#### [TASK]
Extract from the listing each line in which the word "通用航空包机飞行" appears.

-*-

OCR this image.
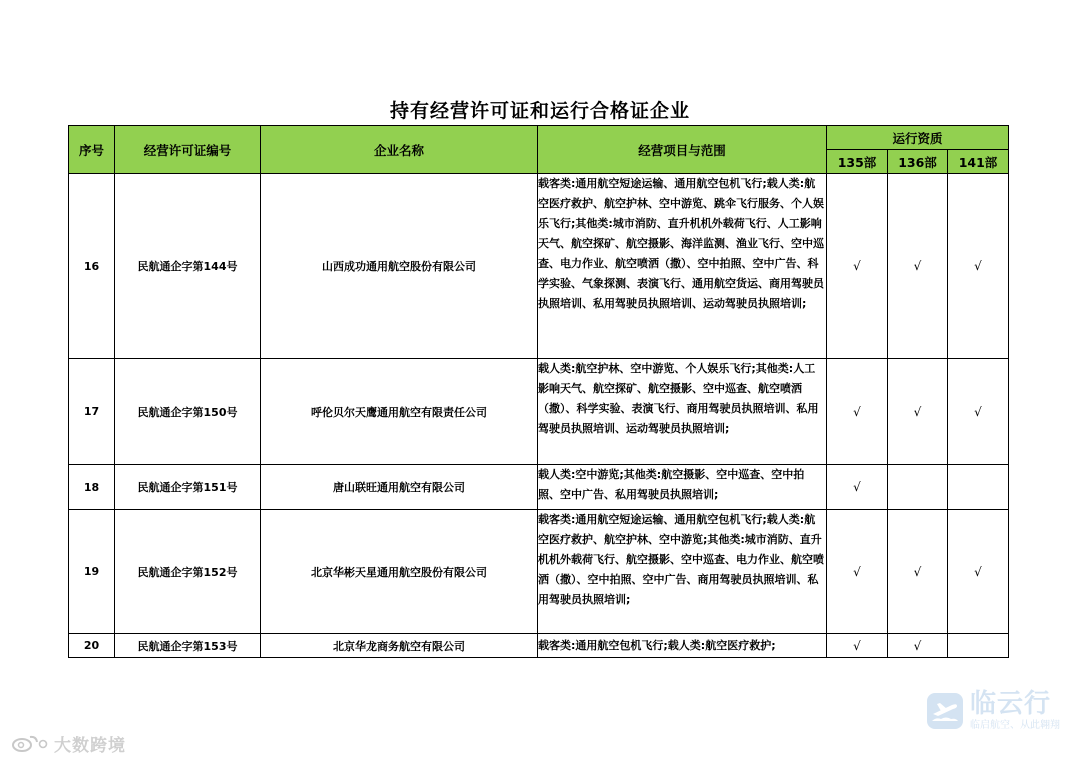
持有经营许可证和运行合格证企业
序号	经营许可证编号	企业名称	经营项目与范围	运行资质		
				135部	136部	141部
16	民航通企字第144号	山西成功通用航空股份有限公司	载客类:通用航空短途运输、通用航空包机飞行;载人类:航空医疗救护、航空护林、空中游览、跳伞飞行服务、个人娱乐飞行;其他类:城市消防、直升机机外载荷飞行、人工影响天气、航空探矿、航空摄影、海洋监测、渔业飞行、空中巡查、电力作业、航空喷洒（撒）、空中拍照、空中广告、科学实验、气象探测、表演飞行、通用航空货运、商用驾驶员执照培训、私用驾驶员执照培训、运动驾驶员执照培训;	√	√	√
17	民航通企字第150号	呼伦贝尔天鹰通用航空有限责任公司	载人类:航空护林、空中游览、个人娱乐飞行;其他类:人工影响天气、航空探矿、航空摄影、空中巡查、航空喷洒（撒）、科学实验、表演飞行、商用驾驶员执照培训、私用驾驶员执照培训、运动驾驶员执照培训;	√	√	√
18	民航通企字第151号	唐山联旺通用航空有限公司	载人类:空中游览;其他类:航空摄影、空中巡查、空中拍照、空中广告、私用驾驶员执照培训;	√		
19	民航通企字第152号	北京华彬天星通用航空股份有限公司	载客类:通用航空短途运输、通用航空包机飞行;载人类:航空医疗救护、航空护林、空中游览;其他类:城市消防、直升机机外载荷飞行、航空摄影、空中巡查、电力作业、航空喷洒（撒）、空中拍照、空中广告、商用驾驶员执照培训、私用驾驶员执照培训;	√	√	√
20	民航通企字第153号	北京华龙商务航空有限公司	载客类:通用航空包机飞行;载人类:航空医疗救护;	√	√	
大数跨境
临云行
临启航空、从此翱翔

-*-

#### [ANSWER TO THE EXERCISE]
16	民航通企字第144号	山西成功通用航空股份有限公司	载客类:通用航空短途运输、通用航空包机飞行;载人类:航空医疗救护、航空护林、空中游览、跳伞飞行服务、个人娱乐飞行;其他类:城市消防、直升机机外载荷飞行、人工影响天气、航空探矿、航空摄影、海洋监测、渔业飞行、空中巡查、电力作业、航空喷洒（撒）、空中拍照、空中广告、科学实验、气象探测、表演飞行、通用航空货运、商用驾驶员执照培训、私用驾驶员执照培训、运动驾驶员执照培训;	√	√	√
19	民航通企字第152号	北京华彬天星通用航空股份有限公司	载客类:通用航空短途运输、通用航空包机飞行;载人类:航空医疗救护、航空护林、空中游览;其他类:城市消防、直升机机外载荷飞行、航空摄影、空中巡查、电力作业、航空喷洒（撒）、空中拍照、空中广告、商用驾驶员执照培训、私用驾驶员执照培训;	√	√	√
20	民航通企字第153号	北京华龙商务航空有限公司	载客类:通用航空包机飞行;载人类:航空医疗救护;	√	√	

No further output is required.